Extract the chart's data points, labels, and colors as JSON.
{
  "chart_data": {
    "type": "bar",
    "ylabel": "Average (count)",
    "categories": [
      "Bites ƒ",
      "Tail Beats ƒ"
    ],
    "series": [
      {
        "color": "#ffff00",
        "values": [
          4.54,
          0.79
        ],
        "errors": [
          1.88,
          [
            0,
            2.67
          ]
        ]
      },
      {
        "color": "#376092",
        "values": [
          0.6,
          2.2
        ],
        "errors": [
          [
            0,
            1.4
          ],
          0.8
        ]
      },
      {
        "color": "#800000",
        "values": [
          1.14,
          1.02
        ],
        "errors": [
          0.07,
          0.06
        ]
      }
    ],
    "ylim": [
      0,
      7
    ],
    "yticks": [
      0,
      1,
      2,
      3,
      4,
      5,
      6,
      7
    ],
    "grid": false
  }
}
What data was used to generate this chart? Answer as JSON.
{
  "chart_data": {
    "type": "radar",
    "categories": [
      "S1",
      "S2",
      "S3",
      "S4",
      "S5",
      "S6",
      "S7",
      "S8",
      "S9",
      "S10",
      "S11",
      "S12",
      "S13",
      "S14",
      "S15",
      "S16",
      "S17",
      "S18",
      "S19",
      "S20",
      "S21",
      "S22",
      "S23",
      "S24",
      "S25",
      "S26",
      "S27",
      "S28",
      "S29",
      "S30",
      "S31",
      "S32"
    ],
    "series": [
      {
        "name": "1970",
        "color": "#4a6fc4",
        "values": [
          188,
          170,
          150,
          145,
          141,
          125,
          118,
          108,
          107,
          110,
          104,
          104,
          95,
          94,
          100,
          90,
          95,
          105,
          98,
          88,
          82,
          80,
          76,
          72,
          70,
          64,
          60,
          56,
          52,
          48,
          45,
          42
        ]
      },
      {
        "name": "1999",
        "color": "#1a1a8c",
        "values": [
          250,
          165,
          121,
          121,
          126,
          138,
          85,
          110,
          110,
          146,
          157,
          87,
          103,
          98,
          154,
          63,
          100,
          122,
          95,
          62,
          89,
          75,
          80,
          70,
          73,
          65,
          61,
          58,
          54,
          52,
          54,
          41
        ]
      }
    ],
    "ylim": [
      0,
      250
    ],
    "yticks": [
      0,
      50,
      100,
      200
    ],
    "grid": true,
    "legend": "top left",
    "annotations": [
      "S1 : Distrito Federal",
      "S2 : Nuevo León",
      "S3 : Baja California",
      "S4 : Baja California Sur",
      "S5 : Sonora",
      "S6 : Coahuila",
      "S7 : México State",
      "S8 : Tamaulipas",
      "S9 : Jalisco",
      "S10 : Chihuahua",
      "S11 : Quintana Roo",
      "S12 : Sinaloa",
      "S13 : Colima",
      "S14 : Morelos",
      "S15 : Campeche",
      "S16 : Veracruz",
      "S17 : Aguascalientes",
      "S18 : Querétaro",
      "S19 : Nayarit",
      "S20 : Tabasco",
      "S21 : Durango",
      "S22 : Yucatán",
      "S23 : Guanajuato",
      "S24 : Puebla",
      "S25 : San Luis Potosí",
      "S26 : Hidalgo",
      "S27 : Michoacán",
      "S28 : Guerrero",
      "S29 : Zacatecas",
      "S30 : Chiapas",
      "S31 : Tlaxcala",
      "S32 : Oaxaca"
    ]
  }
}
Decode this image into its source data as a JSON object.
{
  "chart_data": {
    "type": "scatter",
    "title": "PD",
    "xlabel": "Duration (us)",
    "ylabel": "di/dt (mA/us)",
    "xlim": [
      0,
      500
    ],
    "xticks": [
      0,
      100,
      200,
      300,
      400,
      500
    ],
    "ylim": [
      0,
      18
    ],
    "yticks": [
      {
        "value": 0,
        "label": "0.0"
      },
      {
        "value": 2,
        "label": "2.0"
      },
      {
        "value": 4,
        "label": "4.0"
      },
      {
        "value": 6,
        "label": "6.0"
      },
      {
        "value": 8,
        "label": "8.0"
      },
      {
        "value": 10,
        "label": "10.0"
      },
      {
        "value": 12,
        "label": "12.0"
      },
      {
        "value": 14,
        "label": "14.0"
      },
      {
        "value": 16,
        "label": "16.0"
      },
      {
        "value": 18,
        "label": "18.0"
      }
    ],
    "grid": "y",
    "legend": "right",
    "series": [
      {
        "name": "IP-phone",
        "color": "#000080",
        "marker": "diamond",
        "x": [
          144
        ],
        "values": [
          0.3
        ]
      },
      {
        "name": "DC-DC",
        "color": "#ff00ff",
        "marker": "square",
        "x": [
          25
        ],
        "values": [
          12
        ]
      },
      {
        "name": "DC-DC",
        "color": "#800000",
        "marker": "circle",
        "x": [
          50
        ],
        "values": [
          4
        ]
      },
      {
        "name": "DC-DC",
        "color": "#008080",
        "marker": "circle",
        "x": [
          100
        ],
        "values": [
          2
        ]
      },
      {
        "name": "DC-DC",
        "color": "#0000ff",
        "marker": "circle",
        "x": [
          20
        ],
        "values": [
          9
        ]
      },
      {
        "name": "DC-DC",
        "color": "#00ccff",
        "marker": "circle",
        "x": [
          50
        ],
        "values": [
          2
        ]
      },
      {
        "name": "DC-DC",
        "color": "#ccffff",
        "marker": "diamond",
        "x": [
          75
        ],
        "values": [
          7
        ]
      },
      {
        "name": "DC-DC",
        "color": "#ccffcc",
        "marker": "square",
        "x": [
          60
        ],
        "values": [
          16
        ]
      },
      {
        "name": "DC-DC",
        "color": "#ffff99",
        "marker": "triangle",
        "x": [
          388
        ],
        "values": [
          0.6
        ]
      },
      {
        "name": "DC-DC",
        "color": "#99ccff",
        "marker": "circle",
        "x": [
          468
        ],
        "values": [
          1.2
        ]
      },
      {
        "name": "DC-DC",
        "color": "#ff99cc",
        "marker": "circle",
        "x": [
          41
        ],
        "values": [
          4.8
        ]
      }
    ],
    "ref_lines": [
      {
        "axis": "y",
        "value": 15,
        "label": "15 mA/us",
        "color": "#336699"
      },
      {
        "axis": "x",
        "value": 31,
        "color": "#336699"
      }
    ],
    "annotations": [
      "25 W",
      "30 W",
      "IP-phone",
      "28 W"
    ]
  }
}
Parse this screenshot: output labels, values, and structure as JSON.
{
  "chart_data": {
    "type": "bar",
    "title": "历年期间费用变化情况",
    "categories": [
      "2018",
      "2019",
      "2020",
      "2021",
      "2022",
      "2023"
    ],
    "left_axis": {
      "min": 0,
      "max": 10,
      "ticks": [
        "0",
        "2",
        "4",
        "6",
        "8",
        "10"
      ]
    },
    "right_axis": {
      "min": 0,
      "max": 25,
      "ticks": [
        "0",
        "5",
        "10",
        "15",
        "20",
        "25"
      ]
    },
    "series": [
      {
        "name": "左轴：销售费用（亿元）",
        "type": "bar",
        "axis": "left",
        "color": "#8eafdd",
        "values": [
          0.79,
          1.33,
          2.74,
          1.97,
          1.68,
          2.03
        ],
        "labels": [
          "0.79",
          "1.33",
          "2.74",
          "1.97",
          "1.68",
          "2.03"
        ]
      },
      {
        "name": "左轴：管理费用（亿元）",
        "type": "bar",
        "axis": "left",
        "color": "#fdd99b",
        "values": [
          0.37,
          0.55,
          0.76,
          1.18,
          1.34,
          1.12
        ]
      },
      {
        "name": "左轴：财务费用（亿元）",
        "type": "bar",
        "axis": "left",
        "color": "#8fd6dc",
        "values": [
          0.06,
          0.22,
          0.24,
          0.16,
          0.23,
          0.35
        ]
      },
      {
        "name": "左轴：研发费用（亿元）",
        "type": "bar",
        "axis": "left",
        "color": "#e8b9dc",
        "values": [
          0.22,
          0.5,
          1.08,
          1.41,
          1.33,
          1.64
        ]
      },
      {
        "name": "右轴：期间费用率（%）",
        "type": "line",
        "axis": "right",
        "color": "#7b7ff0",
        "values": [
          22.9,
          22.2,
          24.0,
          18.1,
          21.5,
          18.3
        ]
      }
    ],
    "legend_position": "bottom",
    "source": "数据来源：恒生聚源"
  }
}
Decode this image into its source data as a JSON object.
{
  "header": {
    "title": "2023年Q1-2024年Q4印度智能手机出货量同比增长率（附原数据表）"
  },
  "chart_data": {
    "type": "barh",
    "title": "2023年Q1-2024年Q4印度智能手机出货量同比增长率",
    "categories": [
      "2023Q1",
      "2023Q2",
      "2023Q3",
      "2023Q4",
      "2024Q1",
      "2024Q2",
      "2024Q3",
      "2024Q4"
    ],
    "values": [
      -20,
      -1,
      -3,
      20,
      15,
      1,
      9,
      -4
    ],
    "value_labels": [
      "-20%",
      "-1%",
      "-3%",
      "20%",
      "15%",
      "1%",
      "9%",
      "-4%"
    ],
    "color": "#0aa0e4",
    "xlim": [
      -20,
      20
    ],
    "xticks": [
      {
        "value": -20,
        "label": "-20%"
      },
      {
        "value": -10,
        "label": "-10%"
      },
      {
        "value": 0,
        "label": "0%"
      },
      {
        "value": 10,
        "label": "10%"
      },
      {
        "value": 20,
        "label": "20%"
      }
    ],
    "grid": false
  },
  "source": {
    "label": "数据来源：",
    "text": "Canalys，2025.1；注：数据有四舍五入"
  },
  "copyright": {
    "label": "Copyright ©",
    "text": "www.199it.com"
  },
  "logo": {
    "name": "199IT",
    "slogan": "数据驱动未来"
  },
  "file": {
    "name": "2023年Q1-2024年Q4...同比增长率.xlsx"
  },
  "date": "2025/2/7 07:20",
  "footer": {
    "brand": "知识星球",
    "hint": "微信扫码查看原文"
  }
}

**What the task asks**
Pull out each line of the listing that holds the string "JSON".

**Response to this exercise**
Extract the chart's data points, labels, and colors as JSON.
What data was used to generate this chart? Answer as JSON.
Decode this image into its source data as a JSON object.
Parse this screenshot: output labels, values, and structure as JSON.
Decode this image into its source data as a JSON object.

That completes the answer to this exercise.